TASK DESCRIPTION: Repeat every line of the data exactly, but not the pictures.

INPUT ROWS:
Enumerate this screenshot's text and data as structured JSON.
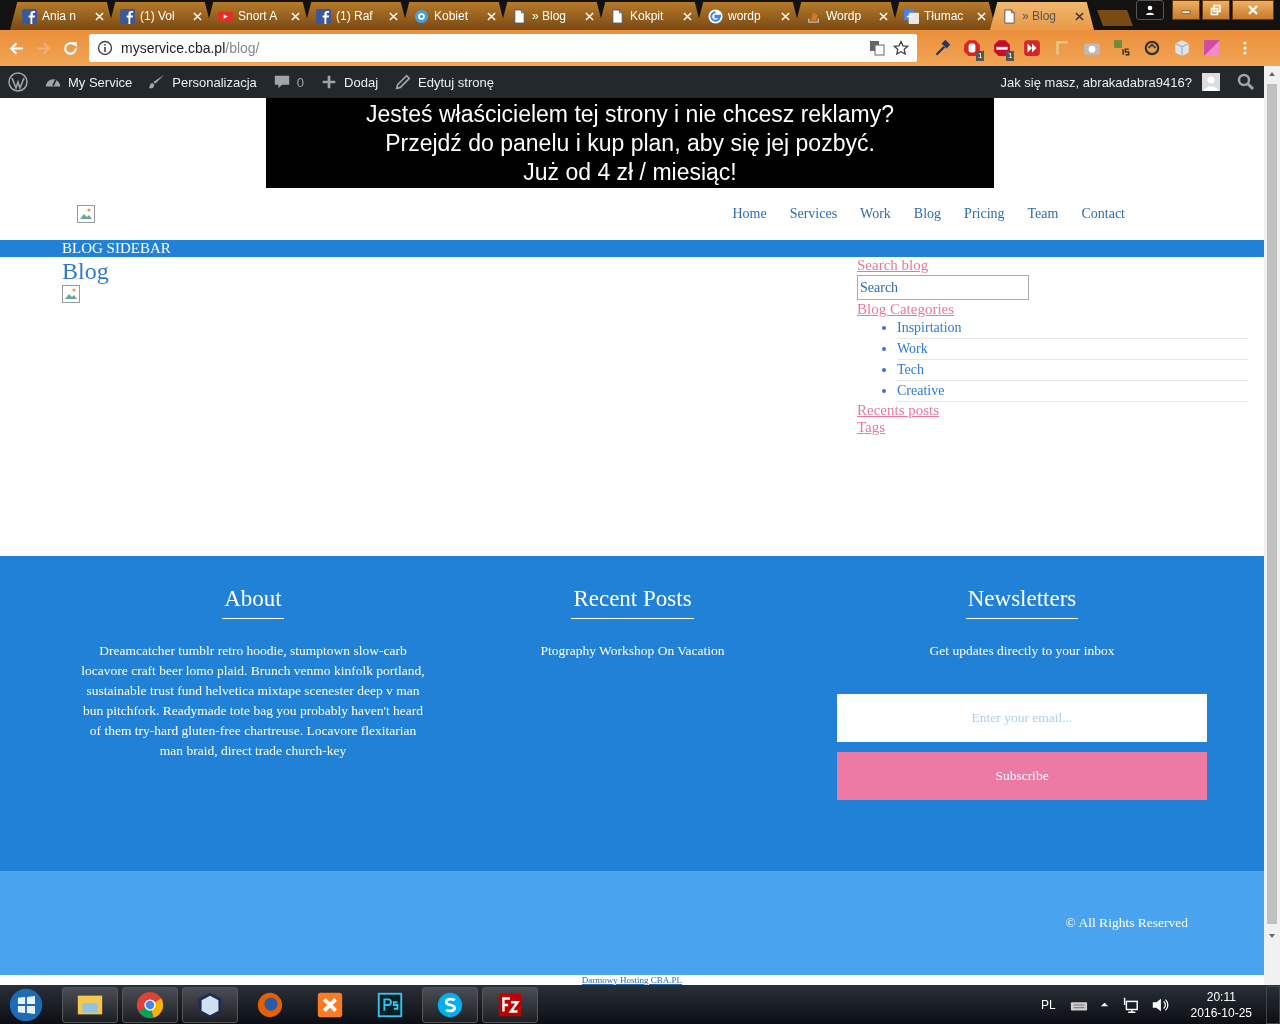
{
  "browser": {
    "tabs": [
      {
        "title": "Ania n",
        "kind": "facebook",
        "selected": false
      },
      {
        "title": "(1) Vol",
        "kind": "facebook",
        "selected": false
      },
      {
        "title": "Snort A",
        "kind": "youtube",
        "selected": false
      },
      {
        "title": "(1) Raf",
        "kind": "facebook",
        "selected": false
      },
      {
        "title": "Kobiet",
        "kind": "eye",
        "selected": false
      },
      {
        "title": "» Blog",
        "kind": "page",
        "selected": false
      },
      {
        "title": "Kokpit",
        "kind": "page",
        "selected": false
      },
      {
        "title": "wordp",
        "kind": "google",
        "selected": false
      },
      {
        "title": "Wordp",
        "kind": "stack",
        "selected": false
      },
      {
        "title": "Tłumac",
        "kind": "translate",
        "selected": false
      },
      {
        "title": "» Blog",
        "kind": "page",
        "selected": true
      }
    ],
    "address": {
      "host": "myservice.cba.pl",
      "path": "/blog/"
    },
    "extensions": [
      {
        "kind": "dropper"
      },
      {
        "kind": "hand",
        "badge": "1"
      },
      {
        "kind": "stop",
        "badge": "1"
      },
      {
        "kind": "forward"
      },
      {
        "kind": "ruler"
      },
      {
        "kind": "camera"
      },
      {
        "kind": "js"
      },
      {
        "kind": "sync"
      },
      {
        "kind": "cube"
      },
      {
        "kind": "gradient"
      }
    ]
  },
  "admin_bar": {
    "site": "My Service",
    "customize": "Personalizacja",
    "comments": "0",
    "new": "Dodaj",
    "edit": "Edytuj stronę",
    "greeting": "Jak się masz, abrakadabra9416?"
  },
  "ad_banner": {
    "lines": [
      "Jesteś właścicielem tej strony i nie chcesz reklamy?",
      "Przejdź do panelu i kup plan, aby się jej pozbyć.",
      "Już od 4 zł / miesiąc!"
    ]
  },
  "nav": [
    {
      "label": "Home"
    },
    {
      "label": "Services"
    },
    {
      "label": "Work"
    },
    {
      "label": "Blog"
    },
    {
      "label": "Pricing"
    },
    {
      "label": "Team"
    },
    {
      "label": "Contact"
    }
  ],
  "sidebar_bar": "BLOG SIDEBAR",
  "page_title": "Blog",
  "sidebar": {
    "search_heading": "Search blog",
    "search_value": "Search",
    "categories_heading": "Blog Categories",
    "categories": [
      "Inspirtation",
      "Work",
      "Tech",
      "Creative"
    ],
    "recent_heading": "Recents posts",
    "tags_heading": "Tags"
  },
  "footer": {
    "about": {
      "title": "About",
      "text": "Dreamcatcher tumblr retro hoodie, stumptown slow-carb locavore craft beer lomo plaid. Brunch venmo kinfolk portland, sustainable trust fund helvetica mixtape scenester deep v man bun pitchfork. Readymade tote bag you probably haven't heard of them try-hard gluten-free chartreuse. Locavore flexitarian man braid, direct trade church-key"
    },
    "recent": {
      "title": "Recent Posts",
      "posts": [
        "Ptography Workshop On Vacation"
      ]
    },
    "newsletter": {
      "title": "Newsletters",
      "text": "Get updates directly to your inbox",
      "placeholder": "Enter your email...",
      "button": "Subscribe"
    },
    "copyright": "© All Rights Reserved",
    "hosting": "Darmowy Hosting CBA.PL"
  },
  "taskbar": {
    "apps": [
      {
        "kind": "explorer",
        "pinned_open": true
      },
      {
        "kind": "chrome",
        "pinned_open": true
      },
      {
        "kind": "cube",
        "pinned_open": true
      },
      {
        "kind": "firefox",
        "pinned_open": false
      },
      {
        "kind": "xampp",
        "pinned_open": false
      },
      {
        "kind": "photoshop",
        "pinned_open": false
      },
      {
        "kind": "skype",
        "pinned_open": true
      },
      {
        "kind": "filezilla",
        "pinned_open": true
      }
    ],
    "language": "PL",
    "time": "20:11",
    "date": "2016-10-25"
  }
}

WRITTEN RESPONSE:
Enumerate this screenshot's text and data as structured JSON.
{
  "browser": {
    "tabs": [
      {
        "title": "Ania n",
        "kind": "facebook",
        "selected": false
      },
      {
        "title": "(1) Vol",
        "kind": "facebook",
        "selected": false
      },
      {
        "title": "Snort A",
        "kind": "youtube",
        "selected": false
      },
      {
        "title": "(1) Raf",
        "kind": "facebook",
        "selected": false
      },
      {
        "title": "Kobiet",
        "kind": "eye",
        "selected": false
      },
      {
        "title": "» Blog",
        "kind": "page",
        "selected": false
      },
      {
        "title": "Kokpit",
        "kind": "page",
        "selected": false
      },
      {
        "title": "wordp",
        "kind": "google",
        "selected": false
      },
      {
        "title": "Wordp",
        "kind": "stack",
        "selected": false
      },
      {
        "title": "Tłumac",
        "kind": "translate",
        "selected": false
      },
      {
        "title": "» Blog",
        "kind": "page",
        "selected": true
      }
    ],
    "address": {
      "host": "myservice.cba.pl",
      "path": "/blog/"
    },
    "extensions": [
      {
        "kind": "dropper"
      },
      {
        "kind": "hand",
        "badge": "1"
      },
      {
        "kind": "stop",
        "badge": "1"
      },
      {
        "kind": "forward"
      },
      {
        "kind": "ruler"
      },
      {
        "kind": "camera"
      },
      {
        "kind": "js"
      },
      {
        "kind": "sync"
      },
      {
        "kind": "cube"
      },
      {
        "kind": "gradient"
      }
    ]
  },
  "admin_bar": {
    "site": "My Service",
    "customize": "Personalizacja",
    "comments": "0",
    "new": "Dodaj",
    "edit": "Edytuj stronę",
    "greeting": "Jak się masz, abrakadabra9416?"
  },
  "ad_banner": {
    "lines": [
      "Jesteś właścicielem tej strony i nie chcesz reklamy?",
      "Przejdź do panelu i kup plan, aby się jej pozbyć.",
      "Już od 4 zł / miesiąc!"
    ]
  },
  "nav": [
    {
      "label": "Home"
    },
    {
      "label": "Services"
    },
    {
      "label": "Work"
    },
    {
      "label": "Blog"
    },
    {
      "label": "Pricing"
    },
    {
      "label": "Team"
    },
    {
      "label": "Contact"
    }
  ],
  "sidebar_bar": "BLOG SIDEBAR",
  "page_title": "Blog",
  "sidebar": {
    "search_heading": "Search blog",
    "search_value": "Search",
    "categories_heading": "Blog Categories",
    "categories": [
      "Inspirtation",
      "Work",
      "Tech",
      "Creative"
    ],
    "recent_heading": "Recents posts",
    "tags_heading": "Tags"
  },
  "footer": {
    "about": {
      "title": "About",
      "text": "Dreamcatcher tumblr retro hoodie, stumptown slow-carb locavore craft beer lomo plaid. Brunch venmo kinfolk portland, sustainable trust fund helvetica mixtape scenester deep v man bun pitchfork. Readymade tote bag you probably haven't heard of them try-hard gluten-free chartreuse. Locavore flexitarian man braid, direct trade church-key"
    },
    "recent": {
      "title": "Recent Posts",
      "posts": [
        "Ptography Workshop On Vacation"
      ]
    },
    "newsletter": {
      "title": "Newsletters",
      "text": "Get updates directly to your inbox",
      "placeholder": "Enter your email...",
      "button": "Subscribe"
    },
    "copyright": "© All Rights Reserved",
    "hosting": "Darmowy Hosting CBA.PL"
  },
  "taskbar": {
    "apps": [
      {
        "kind": "explorer",
        "pinned_open": true
      },
      {
        "kind": "chrome",
        "pinned_open": true
      },
      {
        "kind": "cube",
        "pinned_open": true
      },
      {
        "kind": "firefox",
        "pinned_open": false
      },
      {
        "kind": "xampp",
        "pinned_open": false
      },
      {
        "kind": "photoshop",
        "pinned_open": false
      },
      {
        "kind": "skype",
        "pinned_open": true
      },
      {
        "kind": "filezilla",
        "pinned_open": true
      }
    ],
    "language": "PL",
    "time": "20:11",
    "date": "2016-10-25"
  }
}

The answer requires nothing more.